____ Task data
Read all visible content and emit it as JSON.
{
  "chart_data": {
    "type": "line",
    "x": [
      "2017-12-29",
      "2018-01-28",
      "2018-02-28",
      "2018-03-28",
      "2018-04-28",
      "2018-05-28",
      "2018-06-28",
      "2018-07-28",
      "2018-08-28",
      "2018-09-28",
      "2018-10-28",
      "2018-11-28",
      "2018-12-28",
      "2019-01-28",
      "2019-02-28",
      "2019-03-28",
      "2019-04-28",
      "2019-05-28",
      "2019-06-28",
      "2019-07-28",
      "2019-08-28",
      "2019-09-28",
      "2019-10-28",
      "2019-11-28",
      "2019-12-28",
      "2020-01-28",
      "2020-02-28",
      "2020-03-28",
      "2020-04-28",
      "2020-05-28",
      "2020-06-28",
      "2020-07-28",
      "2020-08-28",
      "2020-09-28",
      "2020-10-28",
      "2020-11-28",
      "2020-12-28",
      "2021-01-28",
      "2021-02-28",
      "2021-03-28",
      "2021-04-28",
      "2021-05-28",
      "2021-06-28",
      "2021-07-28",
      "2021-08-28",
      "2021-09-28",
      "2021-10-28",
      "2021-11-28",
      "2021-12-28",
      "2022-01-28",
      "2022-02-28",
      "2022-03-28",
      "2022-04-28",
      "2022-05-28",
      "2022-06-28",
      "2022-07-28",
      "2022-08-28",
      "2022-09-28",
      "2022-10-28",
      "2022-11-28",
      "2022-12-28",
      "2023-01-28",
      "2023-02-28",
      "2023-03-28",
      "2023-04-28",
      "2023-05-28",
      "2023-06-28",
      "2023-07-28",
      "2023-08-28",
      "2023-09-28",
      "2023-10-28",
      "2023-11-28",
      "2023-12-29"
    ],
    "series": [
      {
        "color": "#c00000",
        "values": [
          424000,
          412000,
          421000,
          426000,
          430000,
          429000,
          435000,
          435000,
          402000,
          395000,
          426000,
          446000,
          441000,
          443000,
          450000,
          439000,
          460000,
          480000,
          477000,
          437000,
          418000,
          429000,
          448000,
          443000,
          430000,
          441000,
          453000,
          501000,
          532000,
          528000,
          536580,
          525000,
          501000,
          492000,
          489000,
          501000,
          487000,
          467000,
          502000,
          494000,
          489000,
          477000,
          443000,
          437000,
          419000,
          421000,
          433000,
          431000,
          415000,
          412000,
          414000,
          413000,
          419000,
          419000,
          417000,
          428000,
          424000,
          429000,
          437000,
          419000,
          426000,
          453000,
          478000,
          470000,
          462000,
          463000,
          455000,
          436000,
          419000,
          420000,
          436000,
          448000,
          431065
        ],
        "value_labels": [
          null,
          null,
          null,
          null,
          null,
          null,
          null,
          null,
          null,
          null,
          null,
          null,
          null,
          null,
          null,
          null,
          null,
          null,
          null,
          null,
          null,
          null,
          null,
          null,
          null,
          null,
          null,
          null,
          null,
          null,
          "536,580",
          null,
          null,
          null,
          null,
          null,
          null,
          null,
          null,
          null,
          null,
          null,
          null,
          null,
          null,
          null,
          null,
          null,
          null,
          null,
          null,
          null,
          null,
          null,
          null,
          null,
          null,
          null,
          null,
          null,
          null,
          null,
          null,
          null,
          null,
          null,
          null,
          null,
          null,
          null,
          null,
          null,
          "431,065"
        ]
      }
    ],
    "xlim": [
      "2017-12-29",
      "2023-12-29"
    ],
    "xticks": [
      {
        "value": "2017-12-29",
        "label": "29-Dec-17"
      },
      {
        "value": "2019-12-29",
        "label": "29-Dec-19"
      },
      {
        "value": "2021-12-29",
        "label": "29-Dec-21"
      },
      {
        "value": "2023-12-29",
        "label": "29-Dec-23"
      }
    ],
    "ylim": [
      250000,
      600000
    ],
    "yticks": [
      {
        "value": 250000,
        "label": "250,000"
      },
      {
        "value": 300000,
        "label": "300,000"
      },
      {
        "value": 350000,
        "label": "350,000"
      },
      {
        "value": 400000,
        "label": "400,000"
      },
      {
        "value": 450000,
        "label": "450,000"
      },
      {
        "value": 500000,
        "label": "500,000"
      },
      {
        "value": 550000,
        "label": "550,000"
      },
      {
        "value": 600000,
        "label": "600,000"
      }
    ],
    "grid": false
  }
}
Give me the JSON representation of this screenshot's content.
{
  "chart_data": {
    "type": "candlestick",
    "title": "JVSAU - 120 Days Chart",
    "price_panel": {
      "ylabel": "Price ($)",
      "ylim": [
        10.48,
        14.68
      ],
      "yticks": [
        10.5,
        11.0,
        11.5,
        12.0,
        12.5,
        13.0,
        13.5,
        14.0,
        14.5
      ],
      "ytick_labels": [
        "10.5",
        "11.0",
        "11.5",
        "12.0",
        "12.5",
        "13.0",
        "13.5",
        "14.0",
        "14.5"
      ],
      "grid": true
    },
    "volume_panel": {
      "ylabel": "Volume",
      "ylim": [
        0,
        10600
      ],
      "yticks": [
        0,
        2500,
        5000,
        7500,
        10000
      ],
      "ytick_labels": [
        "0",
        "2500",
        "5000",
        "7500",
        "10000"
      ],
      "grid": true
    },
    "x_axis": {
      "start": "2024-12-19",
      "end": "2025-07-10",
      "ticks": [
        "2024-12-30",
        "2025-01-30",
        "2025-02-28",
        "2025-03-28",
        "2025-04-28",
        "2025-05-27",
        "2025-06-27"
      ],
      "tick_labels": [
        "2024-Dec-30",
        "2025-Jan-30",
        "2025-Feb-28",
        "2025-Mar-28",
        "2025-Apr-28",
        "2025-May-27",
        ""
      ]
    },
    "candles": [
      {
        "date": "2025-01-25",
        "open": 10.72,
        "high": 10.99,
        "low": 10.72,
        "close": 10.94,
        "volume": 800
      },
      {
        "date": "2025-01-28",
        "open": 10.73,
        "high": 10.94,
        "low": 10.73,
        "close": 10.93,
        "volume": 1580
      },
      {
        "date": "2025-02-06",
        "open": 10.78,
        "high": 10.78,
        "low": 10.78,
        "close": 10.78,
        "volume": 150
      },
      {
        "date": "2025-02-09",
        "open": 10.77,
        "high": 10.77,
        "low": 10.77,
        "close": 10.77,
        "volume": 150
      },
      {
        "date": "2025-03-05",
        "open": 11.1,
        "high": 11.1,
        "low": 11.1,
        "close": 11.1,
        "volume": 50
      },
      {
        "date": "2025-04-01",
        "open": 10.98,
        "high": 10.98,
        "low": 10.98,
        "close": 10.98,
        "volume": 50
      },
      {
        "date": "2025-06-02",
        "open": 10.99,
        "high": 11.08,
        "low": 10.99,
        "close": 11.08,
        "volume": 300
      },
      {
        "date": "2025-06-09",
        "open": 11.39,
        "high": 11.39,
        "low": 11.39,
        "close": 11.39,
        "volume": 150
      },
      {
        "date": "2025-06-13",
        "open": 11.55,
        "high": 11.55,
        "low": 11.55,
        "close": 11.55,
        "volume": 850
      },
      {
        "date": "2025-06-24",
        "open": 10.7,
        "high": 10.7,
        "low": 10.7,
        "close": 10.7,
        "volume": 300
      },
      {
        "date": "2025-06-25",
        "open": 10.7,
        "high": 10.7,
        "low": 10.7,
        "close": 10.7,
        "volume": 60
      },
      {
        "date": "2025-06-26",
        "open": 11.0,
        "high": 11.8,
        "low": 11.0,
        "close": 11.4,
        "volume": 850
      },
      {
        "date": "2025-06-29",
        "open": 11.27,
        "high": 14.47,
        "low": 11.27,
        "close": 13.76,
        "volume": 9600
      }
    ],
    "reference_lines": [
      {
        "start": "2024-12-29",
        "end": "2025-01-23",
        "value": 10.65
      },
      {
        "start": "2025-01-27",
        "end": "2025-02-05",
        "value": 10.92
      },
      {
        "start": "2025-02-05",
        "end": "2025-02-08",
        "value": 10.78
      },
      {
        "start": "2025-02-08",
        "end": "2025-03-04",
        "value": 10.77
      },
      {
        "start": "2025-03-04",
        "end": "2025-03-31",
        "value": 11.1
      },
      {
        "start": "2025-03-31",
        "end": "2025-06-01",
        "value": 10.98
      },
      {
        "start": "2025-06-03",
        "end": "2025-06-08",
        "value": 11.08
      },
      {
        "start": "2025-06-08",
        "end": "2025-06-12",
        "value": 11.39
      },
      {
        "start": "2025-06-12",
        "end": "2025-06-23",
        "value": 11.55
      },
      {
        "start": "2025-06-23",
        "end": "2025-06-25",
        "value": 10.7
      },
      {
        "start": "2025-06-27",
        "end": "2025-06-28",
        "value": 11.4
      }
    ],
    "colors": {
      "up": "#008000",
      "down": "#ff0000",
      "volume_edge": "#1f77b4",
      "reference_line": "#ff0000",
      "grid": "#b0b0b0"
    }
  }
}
________
Out of the preceding entries, pull every line containing the string "JSON".

Solution for this task:
Read all visible content and emit it as JSON.
Give me the JSON representation of this screenshot's content.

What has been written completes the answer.